- **What the task requires**: Determine the number of lines containing the word "name". Reply with it and nothing else.

- **Material for this exercise**:
+++

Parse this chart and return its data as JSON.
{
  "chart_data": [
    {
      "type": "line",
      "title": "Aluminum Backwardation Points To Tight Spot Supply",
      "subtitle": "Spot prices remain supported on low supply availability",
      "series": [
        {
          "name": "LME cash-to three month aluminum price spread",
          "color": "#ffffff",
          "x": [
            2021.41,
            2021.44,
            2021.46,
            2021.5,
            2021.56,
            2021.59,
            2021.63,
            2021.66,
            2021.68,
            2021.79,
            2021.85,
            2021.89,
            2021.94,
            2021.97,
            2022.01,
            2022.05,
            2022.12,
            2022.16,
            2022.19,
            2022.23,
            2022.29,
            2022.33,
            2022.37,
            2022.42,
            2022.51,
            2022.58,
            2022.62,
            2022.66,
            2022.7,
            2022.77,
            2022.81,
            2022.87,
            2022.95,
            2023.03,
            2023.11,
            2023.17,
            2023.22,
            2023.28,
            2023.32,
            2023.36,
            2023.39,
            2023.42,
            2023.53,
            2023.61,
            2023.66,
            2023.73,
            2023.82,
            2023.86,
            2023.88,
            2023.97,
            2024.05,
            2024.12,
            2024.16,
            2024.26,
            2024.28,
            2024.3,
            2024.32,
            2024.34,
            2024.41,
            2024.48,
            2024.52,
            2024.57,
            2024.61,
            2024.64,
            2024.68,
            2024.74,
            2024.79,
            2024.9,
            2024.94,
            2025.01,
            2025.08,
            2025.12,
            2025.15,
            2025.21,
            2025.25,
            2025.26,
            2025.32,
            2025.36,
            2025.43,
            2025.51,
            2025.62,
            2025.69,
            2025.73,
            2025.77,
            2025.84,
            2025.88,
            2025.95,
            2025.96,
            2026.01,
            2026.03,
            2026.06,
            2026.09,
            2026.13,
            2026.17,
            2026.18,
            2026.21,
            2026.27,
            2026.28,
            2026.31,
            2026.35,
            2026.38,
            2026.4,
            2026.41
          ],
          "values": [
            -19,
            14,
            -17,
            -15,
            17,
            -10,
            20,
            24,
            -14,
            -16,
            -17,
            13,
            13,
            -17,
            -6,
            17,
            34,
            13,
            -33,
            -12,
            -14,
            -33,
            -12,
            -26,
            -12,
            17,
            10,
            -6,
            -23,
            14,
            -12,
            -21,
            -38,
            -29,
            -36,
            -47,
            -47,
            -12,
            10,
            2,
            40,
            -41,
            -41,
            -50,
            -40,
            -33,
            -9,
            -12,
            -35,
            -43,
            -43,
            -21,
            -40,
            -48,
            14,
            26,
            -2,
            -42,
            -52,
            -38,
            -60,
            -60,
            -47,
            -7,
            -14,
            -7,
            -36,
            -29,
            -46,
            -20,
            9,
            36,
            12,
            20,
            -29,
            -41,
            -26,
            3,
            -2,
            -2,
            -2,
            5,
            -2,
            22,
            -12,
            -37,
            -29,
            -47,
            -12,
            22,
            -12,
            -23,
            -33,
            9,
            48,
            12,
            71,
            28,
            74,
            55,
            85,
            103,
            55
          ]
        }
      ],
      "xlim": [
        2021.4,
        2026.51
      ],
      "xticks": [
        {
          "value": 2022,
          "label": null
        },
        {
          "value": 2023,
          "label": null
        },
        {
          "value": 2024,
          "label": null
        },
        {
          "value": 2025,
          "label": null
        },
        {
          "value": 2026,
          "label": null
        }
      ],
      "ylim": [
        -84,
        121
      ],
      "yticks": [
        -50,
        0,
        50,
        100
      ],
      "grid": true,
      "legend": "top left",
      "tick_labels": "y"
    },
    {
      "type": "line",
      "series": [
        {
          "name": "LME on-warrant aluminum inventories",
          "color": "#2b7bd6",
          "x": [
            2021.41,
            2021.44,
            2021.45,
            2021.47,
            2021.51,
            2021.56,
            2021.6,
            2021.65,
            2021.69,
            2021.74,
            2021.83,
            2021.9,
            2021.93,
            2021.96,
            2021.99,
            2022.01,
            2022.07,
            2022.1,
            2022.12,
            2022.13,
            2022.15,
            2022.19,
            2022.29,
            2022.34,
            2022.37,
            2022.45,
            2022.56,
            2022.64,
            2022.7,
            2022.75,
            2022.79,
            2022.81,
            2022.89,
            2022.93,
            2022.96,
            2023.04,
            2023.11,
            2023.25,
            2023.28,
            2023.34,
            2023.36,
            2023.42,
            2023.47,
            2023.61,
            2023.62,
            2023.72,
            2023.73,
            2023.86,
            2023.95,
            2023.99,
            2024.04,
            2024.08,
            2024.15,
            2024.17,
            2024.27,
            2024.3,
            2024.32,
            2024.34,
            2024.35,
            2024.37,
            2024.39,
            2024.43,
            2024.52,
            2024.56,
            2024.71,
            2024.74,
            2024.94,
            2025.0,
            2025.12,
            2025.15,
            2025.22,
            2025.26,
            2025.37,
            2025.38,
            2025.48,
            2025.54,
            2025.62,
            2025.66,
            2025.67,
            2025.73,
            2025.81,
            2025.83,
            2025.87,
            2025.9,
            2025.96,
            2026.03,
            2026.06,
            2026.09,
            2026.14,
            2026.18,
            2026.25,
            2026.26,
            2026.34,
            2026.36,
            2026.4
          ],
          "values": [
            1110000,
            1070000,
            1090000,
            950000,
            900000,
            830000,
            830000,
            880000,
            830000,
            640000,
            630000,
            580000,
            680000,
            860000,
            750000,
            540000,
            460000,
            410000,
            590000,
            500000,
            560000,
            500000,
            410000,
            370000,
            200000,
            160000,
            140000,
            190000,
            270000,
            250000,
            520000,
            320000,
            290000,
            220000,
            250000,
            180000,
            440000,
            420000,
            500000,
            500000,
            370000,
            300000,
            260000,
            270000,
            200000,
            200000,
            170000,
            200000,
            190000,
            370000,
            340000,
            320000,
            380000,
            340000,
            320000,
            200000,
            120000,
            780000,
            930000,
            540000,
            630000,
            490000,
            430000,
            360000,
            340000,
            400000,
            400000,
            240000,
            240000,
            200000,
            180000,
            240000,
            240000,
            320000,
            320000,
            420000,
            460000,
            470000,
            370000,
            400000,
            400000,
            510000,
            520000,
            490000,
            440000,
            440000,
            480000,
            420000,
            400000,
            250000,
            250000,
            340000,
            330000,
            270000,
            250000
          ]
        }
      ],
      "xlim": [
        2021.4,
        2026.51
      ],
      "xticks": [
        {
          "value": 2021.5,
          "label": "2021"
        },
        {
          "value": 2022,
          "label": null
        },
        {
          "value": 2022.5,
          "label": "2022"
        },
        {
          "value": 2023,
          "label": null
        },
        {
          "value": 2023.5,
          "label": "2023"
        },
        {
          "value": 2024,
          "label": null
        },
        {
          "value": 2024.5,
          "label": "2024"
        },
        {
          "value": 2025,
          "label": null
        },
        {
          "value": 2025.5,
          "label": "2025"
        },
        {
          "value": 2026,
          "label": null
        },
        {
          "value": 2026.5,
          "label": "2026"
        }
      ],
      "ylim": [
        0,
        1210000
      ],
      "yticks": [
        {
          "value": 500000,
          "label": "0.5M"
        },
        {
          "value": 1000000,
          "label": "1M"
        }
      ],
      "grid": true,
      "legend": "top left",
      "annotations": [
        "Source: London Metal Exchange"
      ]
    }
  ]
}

+++

- **Solution**: 2